-- The request --
Search the material below for the word "content" and copy every line in which it occurs.

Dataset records
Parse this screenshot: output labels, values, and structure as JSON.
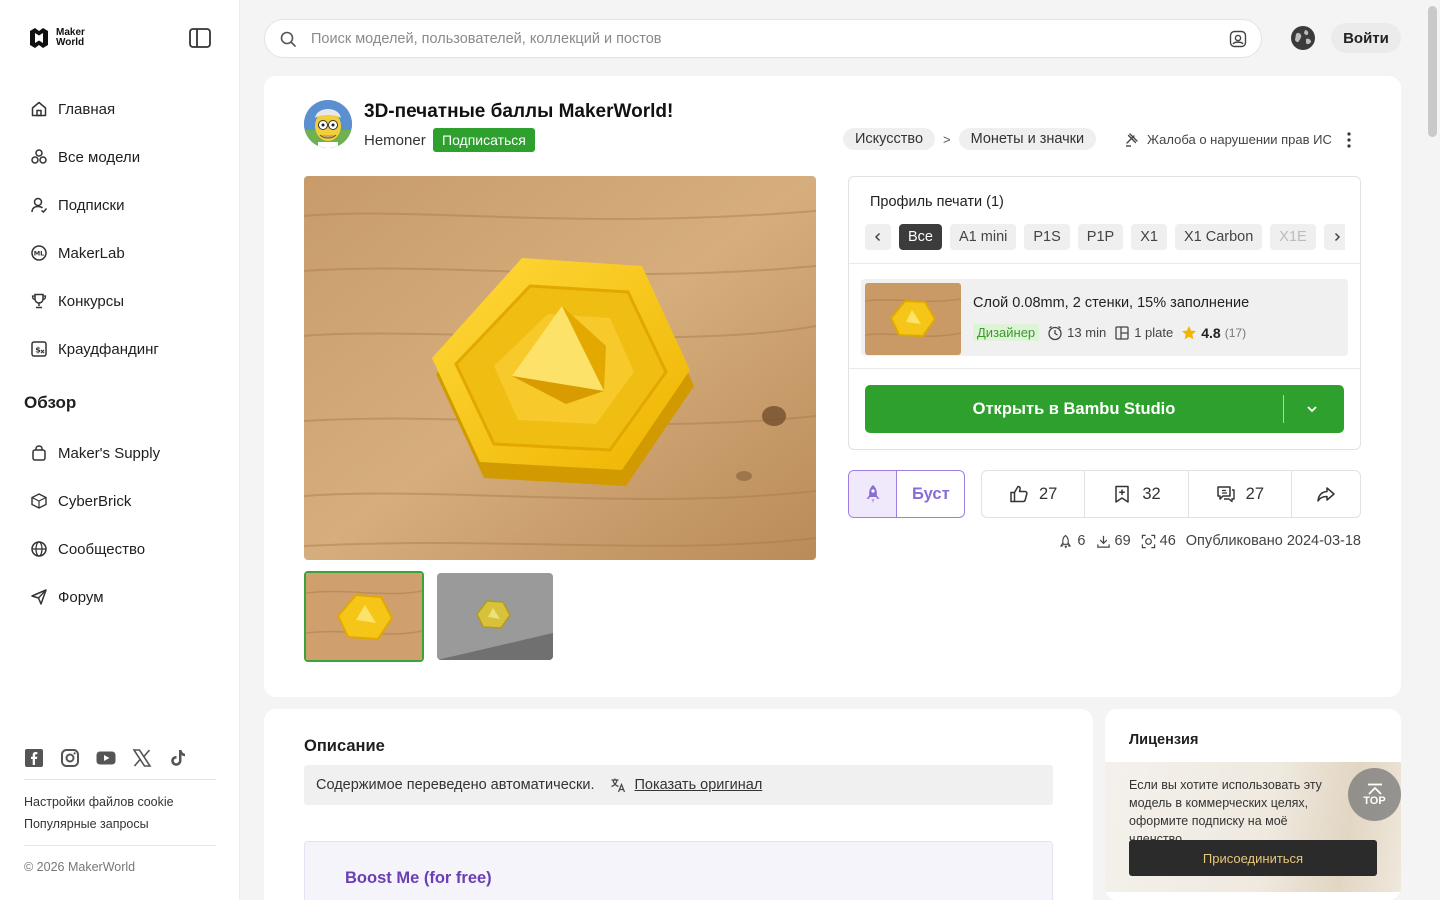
{
  "app": {
    "logo_line1": "Maker",
    "logo_line2": "World"
  },
  "sidebar": {
    "items": [
      {
        "label": "Главная",
        "icon": "home-icon"
      },
      {
        "label": "Все модели",
        "icon": "models-icon"
      },
      {
        "label": "Подписки",
        "icon": "user-follow-icon"
      },
      {
        "label": "MakerLab",
        "icon": "makerlab-icon"
      },
      {
        "label": "Конкурсы",
        "icon": "trophy-icon"
      },
      {
        "label": "Краудфандинг",
        "icon": "crowdfunding-icon"
      }
    ],
    "section_heading": "Обзор",
    "items2": [
      {
        "label": "Maker's Supply",
        "icon": "bag-icon"
      },
      {
        "label": "CyberBrick",
        "icon": "cyberbrick-icon"
      },
      {
        "label": "Сообщество",
        "icon": "globe-icon"
      },
      {
        "label": "Форум",
        "icon": "send-icon"
      }
    ],
    "footer": {
      "cookie_settings": "Настройки файлов cookie",
      "popular_queries": "Популярные запросы",
      "copyright": "© 2026 MakerWorld"
    }
  },
  "header": {
    "search_placeholder": "Поиск моделей, пользователей, коллекций и постов",
    "login_label": "Войти"
  },
  "model": {
    "title": "3D-печатные баллы MakerWorld!",
    "author": "Hemoner",
    "subscribe_label": "Подписаться",
    "breadcrumbs": [
      "Искусство",
      "Монеты и значки"
    ],
    "breadcrumb_sep": ">",
    "report_label": "Жалоба о нарушении прав ИС"
  },
  "print_profile": {
    "title": "Профиль печати (1)",
    "filters": [
      "Все",
      "A1 mini",
      "P1S",
      "P1P",
      "X1",
      "X1 Carbon",
      "X1E"
    ],
    "item": {
      "title": "Слой 0.08mm, 2 стенки, 15% заполнение",
      "tag": "Дизайнер",
      "time": "13 min",
      "plates": "1 plate",
      "rating": "4.8",
      "rating_count": "(17)"
    },
    "open_label": "Открыть в Bambu Studio"
  },
  "actions": {
    "boost_label": "Буст",
    "likes": "27",
    "collects": "32",
    "comments": "27"
  },
  "counts": {
    "boosts": "6",
    "downloads": "69",
    "prints": "46",
    "published": "Опубликовано 2024-03-18"
  },
  "description": {
    "title": "Описание",
    "translated_note": "Содержимое переведено автоматически.",
    "show_original": "Показать оригинал",
    "boost_heading": "Boost Me (for free)"
  },
  "license": {
    "title": "Лицензия",
    "text": "Если вы хотите использовать эту модель в коммерческих целях, оформите подписку на моё членство.",
    "join_label": "Присоединиться"
  },
  "top_button_label": "TOP",
  "colors": {
    "accent_green": "#2ea02e",
    "boost_purple": "#8a6cd6",
    "coin_yellow": "#f5c518",
    "wood": "#c9a070"
  }
}
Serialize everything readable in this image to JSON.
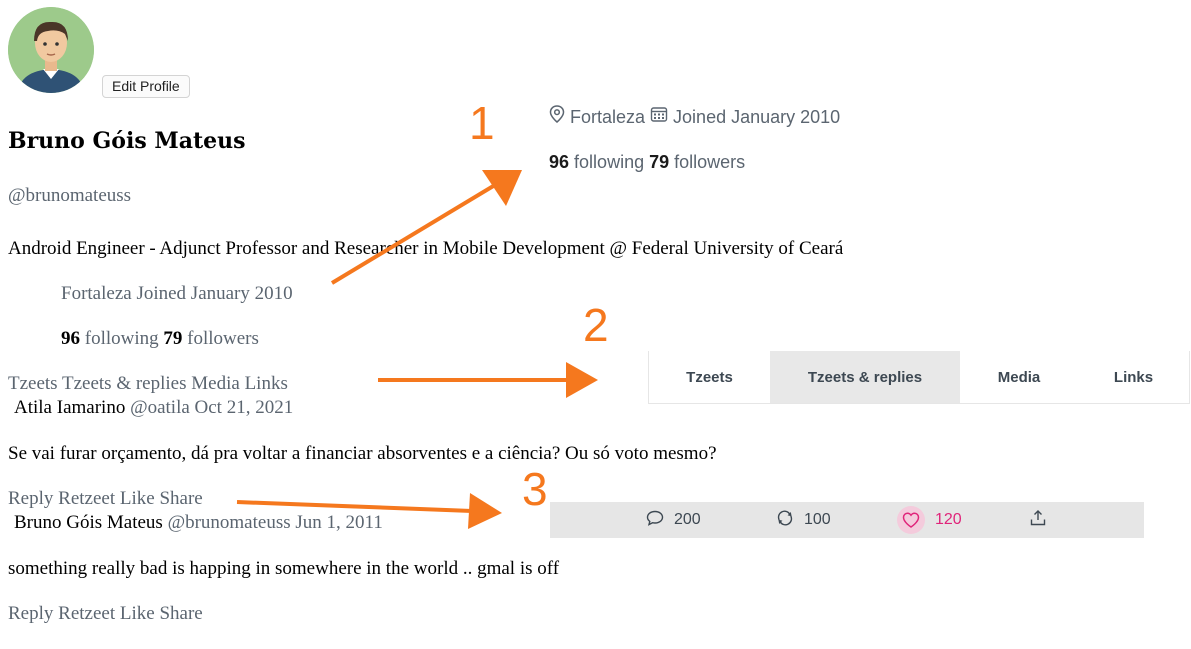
{
  "profile": {
    "edit_button": "Edit Profile",
    "name": "Bruno Góis Mateus",
    "handle": "@brunomateuss",
    "bio": "Android Engineer - Adjunct Professor and Researcher in Mobile Development @ Federal University of Ceará",
    "location": "Fortaleza",
    "joined": "Joined January 2010",
    "following_count": "96",
    "following_label": "following",
    "followers_count": "79",
    "followers_label": "followers"
  },
  "tabs": [
    "Tzeets",
    "Tzeets & replies",
    "Media",
    "Links"
  ],
  "active_tab": "Tzeets & replies",
  "tweets": [
    {
      "author": "Atila Iamarino",
      "handle": "@oatila",
      "date": "Oct 21, 2021",
      "text": "Se vai furar orçamento, dá pra voltar a financiar absorventes e a ciência? Ou só voto mesmo?",
      "actions": [
        "Reply",
        "Retzeet",
        "Like",
        "Share"
      ]
    },
    {
      "author": "Bruno Góis Mateus",
      "handle": "@brunomateuss",
      "date": "Jun 1, 2011",
      "text": "something really bad is happing in somewhere in the world .. gmal is off",
      "actions": [
        "Reply",
        "Retzeet",
        "Like",
        "Share"
      ]
    }
  ],
  "callouts": {
    "labels": [
      "1",
      "2",
      "3"
    ],
    "color": "#f5781e",
    "panel1": {
      "location": "Fortaleza",
      "joined": "Joined January 2010",
      "following_count": "96",
      "following_label": "following",
      "followers_count": "79",
      "followers_label": "followers"
    },
    "panel2": {
      "tabs": [
        "Tzeets",
        "Tzeets & replies",
        "Media",
        "Links"
      ],
      "active": "Tzeets & replies"
    },
    "panel3": {
      "reply_count": "200",
      "retweet_count": "100",
      "like_count": "120",
      "like_color": "#e0247a",
      "icons": [
        "comment-icon",
        "retweet-icon",
        "heart-icon",
        "share-icon"
      ]
    }
  }
}
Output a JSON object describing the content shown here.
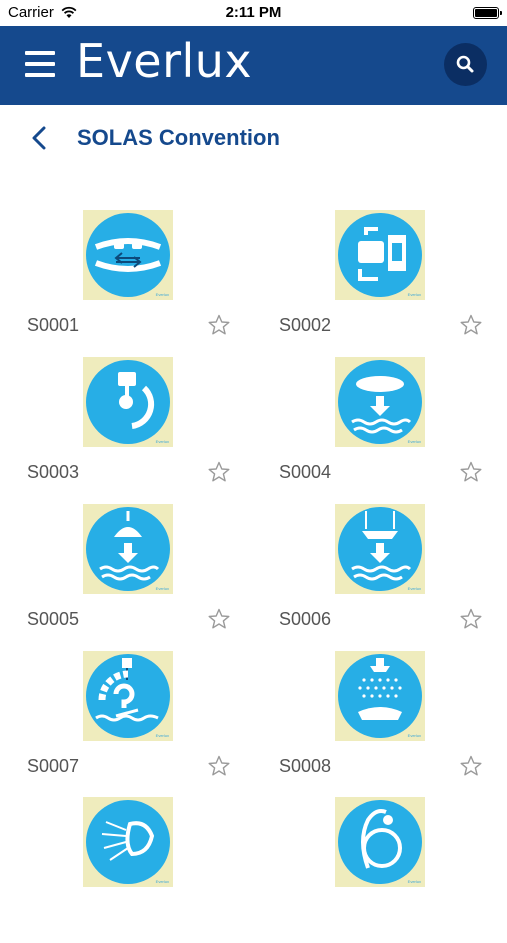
{
  "status": {
    "carrier": "Carrier",
    "time": "2:11 PM"
  },
  "header": {
    "brand": "Everlux"
  },
  "nav": {
    "title": "SOLAS Convention"
  },
  "icons": {
    "menu": "hamburger-menu-icon",
    "search": "search-icon",
    "back": "chevron-left-icon",
    "favorite": "star-outline-icon"
  },
  "colors": {
    "header": "#15498d",
    "search_bg": "#0b2e63",
    "sign_blue": "#27aee6",
    "sign_bg": "#efecbd",
    "title": "#15498d"
  },
  "items": [
    {
      "code": "S0001"
    },
    {
      "code": "S0002"
    },
    {
      "code": "S0003"
    },
    {
      "code": "S0004"
    },
    {
      "code": "S0005"
    },
    {
      "code": "S0006"
    },
    {
      "code": "S0007"
    },
    {
      "code": "S0008"
    },
    {
      "code": ""
    },
    {
      "code": ""
    }
  ]
}
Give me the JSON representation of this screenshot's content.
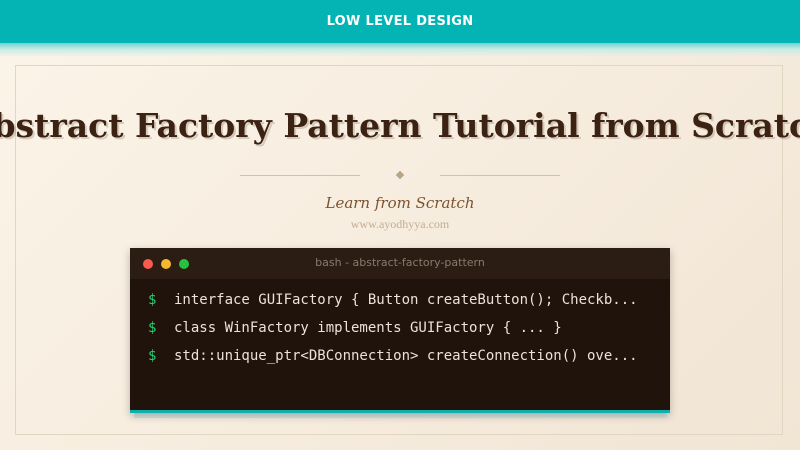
{
  "header": {
    "label": "LOW LEVEL DESIGN"
  },
  "hero": {
    "title": "Abstract Factory Pattern Tutorial from Scratch",
    "subtitle": "Learn from Scratch",
    "website": "www.ayodhyya.com"
  },
  "terminal": {
    "title": "bash - abstract-factory-pattern",
    "prompt": "$",
    "lines": [
      "interface GUIFactory { Button createButton(); Checkb...",
      "class WinFactory implements GUIFactory { ... }",
      "std::unique_ptr<DBConnection> createConnection() ove..."
    ]
  },
  "colors": {
    "header_bg": "#04b3b3",
    "title_text": "#3b2212",
    "terminal_bg": "#1f130c",
    "prompt": "#2ecc71",
    "accent": "#11aeae"
  }
}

-- Exercise solution --
Output a JSON object describing the content shown here.
Give me the JSON representation of this screenshot's content.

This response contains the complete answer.